EXERCISE:
Select the lines below containing the word "Forecast".

SUPPLIED RECORDS:
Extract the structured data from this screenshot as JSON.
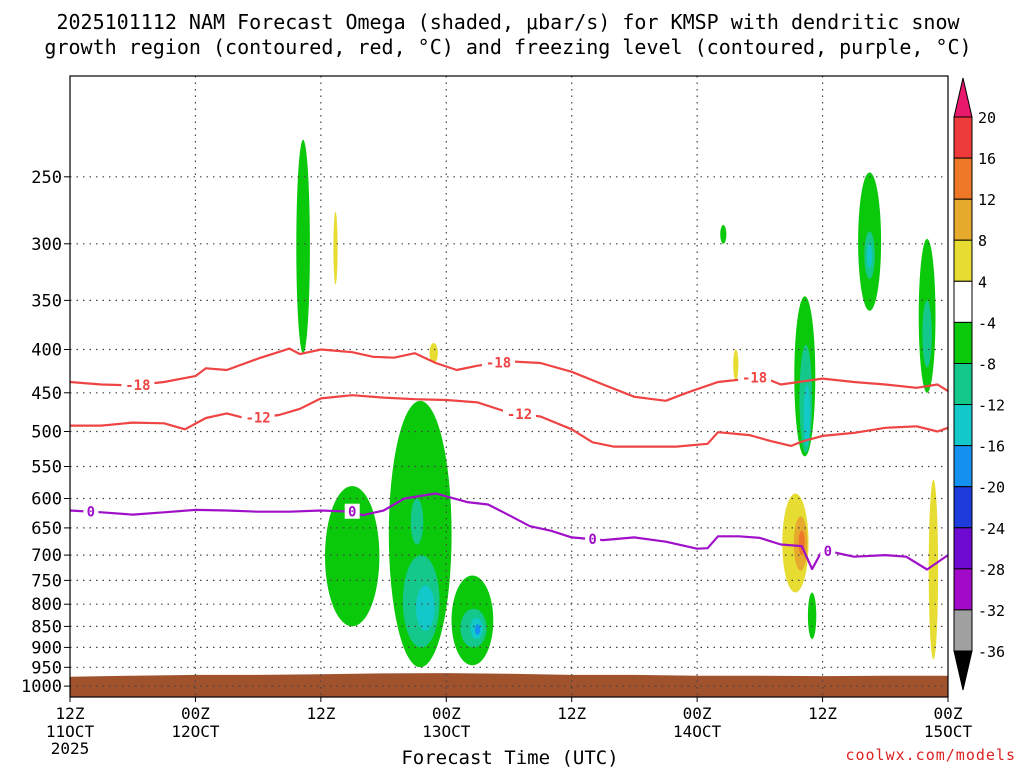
{
  "chart_data": {
    "type": "heatmap",
    "title_line1": "2025101112 NAM Forecast Omega (shaded, μbar/s) for KMSP with dendritic snow",
    "title_line2": "growth region (contoured, red, °C) and freezing level (contoured, purple, °C)",
    "xlabel": "Forecast Time (UTC)",
    "credit": "coolwx.com/models",
    "ylabel": "",
    "xlim_hours": [
      0,
      84
    ],
    "x_ticks": [
      {
        "hour": 0,
        "top": "12Z",
        "bottom": "11OCT",
        "extra": "2025"
      },
      {
        "hour": 12,
        "top": "00Z",
        "bottom": "12OCT",
        "extra": ""
      },
      {
        "hour": 24,
        "top": "12Z",
        "bottom": "",
        "extra": ""
      },
      {
        "hour": 36,
        "top": "00Z",
        "bottom": "13OCT",
        "extra": ""
      },
      {
        "hour": 48,
        "top": "12Z",
        "bottom": "",
        "extra": ""
      },
      {
        "hour": 60,
        "top": "00Z",
        "bottom": "14OCT",
        "extra": ""
      },
      {
        "hour": 72,
        "top": "12Z",
        "bottom": "",
        "extra": ""
      },
      {
        "hour": 84,
        "top": "00Z",
        "bottom": "15OCT",
        "extra": ""
      }
    ],
    "ylim_hpa": [
      1030,
      190
    ],
    "y_ticks": [
      250,
      300,
      350,
      400,
      450,
      500,
      550,
      600,
      650,
      700,
      750,
      800,
      850,
      900,
      950,
      1000
    ],
    "colorbar": {
      "labels": [
        "20",
        "16",
        "12",
        "8",
        "4",
        "-4",
        "-8",
        "-12",
        "-16",
        "-20",
        "-24",
        "-28",
        "-32",
        "-36"
      ],
      "colors": [
        "#e8186c",
        "#ee3a3a",
        "#ee7828",
        "#e6aa2d",
        "#e6dc32",
        "#ffffff",
        "#0ac80a",
        "#14c88c",
        "#12c8c8",
        "#1490f0",
        "#1e3cdc",
        "#6e0ad2",
        "#a00ac8",
        "#a0a0a0",
        "#000000"
      ]
    },
    "series": [
      {
        "name": "-18",
        "color": "#ee4444",
        "labels_at": [
          6.5,
          41,
          65.5
        ],
        "points": [
          [
            0,
            437
          ],
          [
            3,
            440
          ],
          [
            6,
            441
          ],
          [
            9,
            437
          ],
          [
            12,
            430
          ],
          [
            13,
            421
          ],
          [
            15,
            423
          ],
          [
            18,
            410
          ],
          [
            21,
            399
          ],
          [
            22,
            405
          ],
          [
            24,
            400
          ],
          [
            25,
            401
          ],
          [
            27,
            403
          ],
          [
            29,
            408
          ],
          [
            31,
            409
          ],
          [
            33,
            404
          ],
          [
            35,
            415
          ],
          [
            37,
            423
          ],
          [
            39,
            418
          ],
          [
            42,
            413
          ],
          [
            45,
            415
          ],
          [
            48,
            425
          ],
          [
            51,
            440
          ],
          [
            54,
            455
          ],
          [
            57,
            460
          ],
          [
            59,
            450
          ],
          [
            62,
            437
          ],
          [
            65,
            433
          ],
          [
            66,
            430
          ],
          [
            68,
            440
          ],
          [
            72,
            433
          ],
          [
            75,
            437
          ],
          [
            78,
            440
          ],
          [
            81,
            444
          ],
          [
            83,
            440
          ],
          [
            84,
            448
          ]
        ]
      },
      {
        "name": "-12",
        "color": "#ee4444",
        "labels_at": [
          18,
          43
        ],
        "points": [
          [
            0,
            492
          ],
          [
            3,
            492
          ],
          [
            6,
            488
          ],
          [
            9,
            489
          ],
          [
            11,
            497
          ],
          [
            13,
            482
          ],
          [
            15,
            476
          ],
          [
            17,
            483
          ],
          [
            20,
            478
          ],
          [
            22,
            470
          ],
          [
            24,
            457
          ],
          [
            27,
            453
          ],
          [
            30,
            456
          ],
          [
            33,
            458
          ],
          [
            36,
            459
          ],
          [
            39,
            462
          ],
          [
            42,
            475
          ],
          [
            45,
            480
          ],
          [
            48,
            497
          ],
          [
            50,
            515
          ],
          [
            52,
            521
          ],
          [
            55,
            521
          ],
          [
            58,
            521
          ],
          [
            61,
            517
          ],
          [
            62,
            501
          ],
          [
            65,
            505
          ],
          [
            67,
            513
          ],
          [
            69,
            520
          ],
          [
            70,
            514
          ],
          [
            72,
            506
          ],
          [
            75,
            502
          ],
          [
            78,
            495
          ],
          [
            81,
            493
          ],
          [
            83,
            500
          ],
          [
            84,
            495
          ]
        ]
      },
      {
        "name": "0",
        "color": "#a010c8",
        "labels_at": [
          2,
          27,
          50,
          72.5
        ],
        "points": [
          [
            0,
            620
          ],
          [
            3,
            623
          ],
          [
            6,
            627
          ],
          [
            9,
            623
          ],
          [
            12,
            619
          ],
          [
            15,
            620
          ],
          [
            18,
            622
          ],
          [
            21,
            622
          ],
          [
            24,
            620
          ],
          [
            27,
            622
          ],
          [
            28,
            628
          ],
          [
            30,
            620
          ],
          [
            32,
            600
          ],
          [
            35,
            592
          ],
          [
            38,
            606
          ],
          [
            40,
            610
          ],
          [
            42,
            628
          ],
          [
            44,
            647
          ],
          [
            46,
            655
          ],
          [
            48,
            667
          ],
          [
            51,
            672
          ],
          [
            54,
            667
          ],
          [
            57,
            675
          ],
          [
            60,
            688
          ],
          [
            61,
            687
          ],
          [
            62,
            665
          ],
          [
            64,
            665
          ],
          [
            66,
            668
          ],
          [
            68,
            680
          ],
          [
            70,
            683
          ],
          [
            71,
            727
          ],
          [
            72,
            690
          ],
          [
            75,
            703
          ],
          [
            78,
            700
          ],
          [
            80,
            703
          ],
          [
            82,
            728
          ],
          [
            84,
            700
          ]
        ]
      }
    ],
    "shaded": [
      {
        "color": "#0ac80a",
        "label": "-4 to -8",
        "regions": [
          {
            "name": "omega-cell-d1-12z-upper",
            "hour": 22.3,
            "hpa_top": 226,
            "hpa_bottom": 404,
            "width_h": 1.3
          },
          {
            "name": "omega-cell-d1-18z-mid",
            "hour": 27.0,
            "hpa_top": 580,
            "hpa_bottom": 850,
            "width_h": 5.2
          },
          {
            "name": "omega-cell-d1-23z-deep",
            "hour": 33.5,
            "hpa_top": 460,
            "hpa_bottom": 950,
            "width_h": 6.0
          },
          {
            "name": "omega-cell-d2-03z",
            "hour": 38.5,
            "hpa_top": 740,
            "hpa_bottom": 945,
            "width_h": 4.0
          },
          {
            "name": "omega-cell-d3-15z-upper",
            "hour": 62.5,
            "hpa_top": 285,
            "hpa_bottom": 300,
            "width_h": 0.6
          },
          {
            "name": "omega-cell-d3-10z-column",
            "hour": 70.3,
            "hpa_top": 346,
            "hpa_bottom": 535,
            "width_h": 2.0
          },
          {
            "name": "omega-cell-d3-10z-low",
            "hour": 71.0,
            "hpa_top": 775,
            "hpa_bottom": 880,
            "width_h": 0.8
          },
          {
            "name": "omega-cell-d3-16z-upper",
            "hour": 76.5,
            "hpa_top": 247,
            "hpa_bottom": 360,
            "width_h": 2.2
          },
          {
            "name": "omega-cell-d3-22z-upper",
            "hour": 82.0,
            "hpa_top": 296,
            "hpa_bottom": 450,
            "width_h": 1.6
          }
        ]
      },
      {
        "color": "#14c88c",
        "label": "-8 to -12",
        "regions": [
          {
            "name": "omega-core-d1-23z",
            "hour": 33.6,
            "hpa_top": 700,
            "hpa_bottom": 900,
            "width_h": 3.5
          },
          {
            "name": "omega-core-d1-22z-mid",
            "hour": 33.2,
            "hpa_top": 600,
            "hpa_bottom": 680,
            "width_h": 1.2
          },
          {
            "name": "omega-core-d2-03z",
            "hour": 38.6,
            "hpa_top": 810,
            "hpa_bottom": 900,
            "width_h": 2.5
          },
          {
            "name": "omega-core-d3-10z",
            "hour": 70.4,
            "hpa_top": 395,
            "hpa_bottom": 530,
            "width_h": 1.2
          },
          {
            "name": "omega-core-d3-16z",
            "hour": 76.5,
            "hpa_top": 290,
            "hpa_bottom": 330,
            "width_h": 1.0
          },
          {
            "name": "omega-core-d3-22z",
            "hour": 82.0,
            "hpa_top": 350,
            "hpa_bottom": 420,
            "width_h": 0.9
          }
        ]
      },
      {
        "color": "#12c8c8",
        "label": "-12 to -16",
        "regions": [
          {
            "name": "omega-peak-d1-23z",
            "hour": 34.0,
            "hpa_top": 760,
            "hpa_bottom": 860,
            "width_h": 1.8
          },
          {
            "name": "omega-peak-d2-03z",
            "hour": 38.9,
            "hpa_top": 830,
            "hpa_bottom": 880,
            "width_h": 1.2
          },
          {
            "name": "omega-peak-d3-10z",
            "hour": 70.5,
            "hpa_top": 440,
            "hpa_bottom": 520,
            "width_h": 0.6
          },
          {
            "name": "omega-peak-d3-16z",
            "hour": 76.5,
            "hpa_top": 300,
            "hpa_bottom": 320,
            "width_h": 0.5
          }
        ]
      },
      {
        "color": "#1490f0",
        "label": "-16 to -20",
        "regions": [
          {
            "name": "omega-max-d2-03z",
            "hour": 39.0,
            "hpa_top": 845,
            "hpa_bottom": 870,
            "width_h": 0.5
          }
        ]
      },
      {
        "color": "#e6dc32",
        "label": "4 to 8",
        "regions": [
          {
            "name": "omega-pos-d1-13z",
            "hour": 25.4,
            "hpa_top": 275,
            "hpa_bottom": 335,
            "width_h": 0.4
          },
          {
            "name": "omega-pos-d1-23z",
            "hour": 34.8,
            "hpa_top": 393,
            "hpa_bottom": 415,
            "width_h": 0.8
          },
          {
            "name": "omega-pos-d3-15z",
            "hour": 63.7,
            "hpa_top": 400,
            "hpa_bottom": 435,
            "width_h": 0.5
          },
          {
            "name": "omega-pos-d3-08z",
            "hour": 69.4,
            "hpa_top": 592,
            "hpa_bottom": 775,
            "width_h": 2.5
          },
          {
            "name": "omega-pos-d4-23z",
            "hour": 82.6,
            "hpa_top": 570,
            "hpa_bottom": 930,
            "width_h": 0.9
          }
        ]
      },
      {
        "color": "#e6aa2d",
        "label": "8 to 12",
        "regions": [
          {
            "name": "omega-pos2-d3-08z",
            "hour": 69.9,
            "hpa_top": 630,
            "hpa_bottom": 730,
            "width_h": 1.3
          }
        ]
      },
      {
        "color": "#ee7828",
        "label": "12 to 16",
        "regions": [
          {
            "name": "omega-pos3-d3-08z",
            "hour": 70.0,
            "hpa_top": 655,
            "hpa_bottom": 700,
            "width_h": 0.6
          }
        ]
      }
    ],
    "terrain": {
      "color": "#a0522d",
      "hpa_surface": [
        [
          0,
          975
        ],
        [
          6,
          972
        ],
        [
          12,
          970
        ],
        [
          18,
          970
        ],
        [
          24,
          968
        ],
        [
          30,
          966
        ],
        [
          36,
          965
        ],
        [
          42,
          967
        ],
        [
          48,
          970
        ],
        [
          54,
          970
        ],
        [
          60,
          972
        ],
        [
          66,
          972
        ],
        [
          72,
          973
        ],
        [
          78,
          972
        ],
        [
          84,
          972
        ]
      ],
      "hpa_bottom": 1030
    },
    "grid": true,
    "legend_position": "right"
  }
}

RESULT OF THIS TASK:
    "title_line1": "2025101112 NAM Forecast Omega (shaded, μbar/s) for KMSP with dendritic snow",
    "xlabel": "Forecast Time (UTC)",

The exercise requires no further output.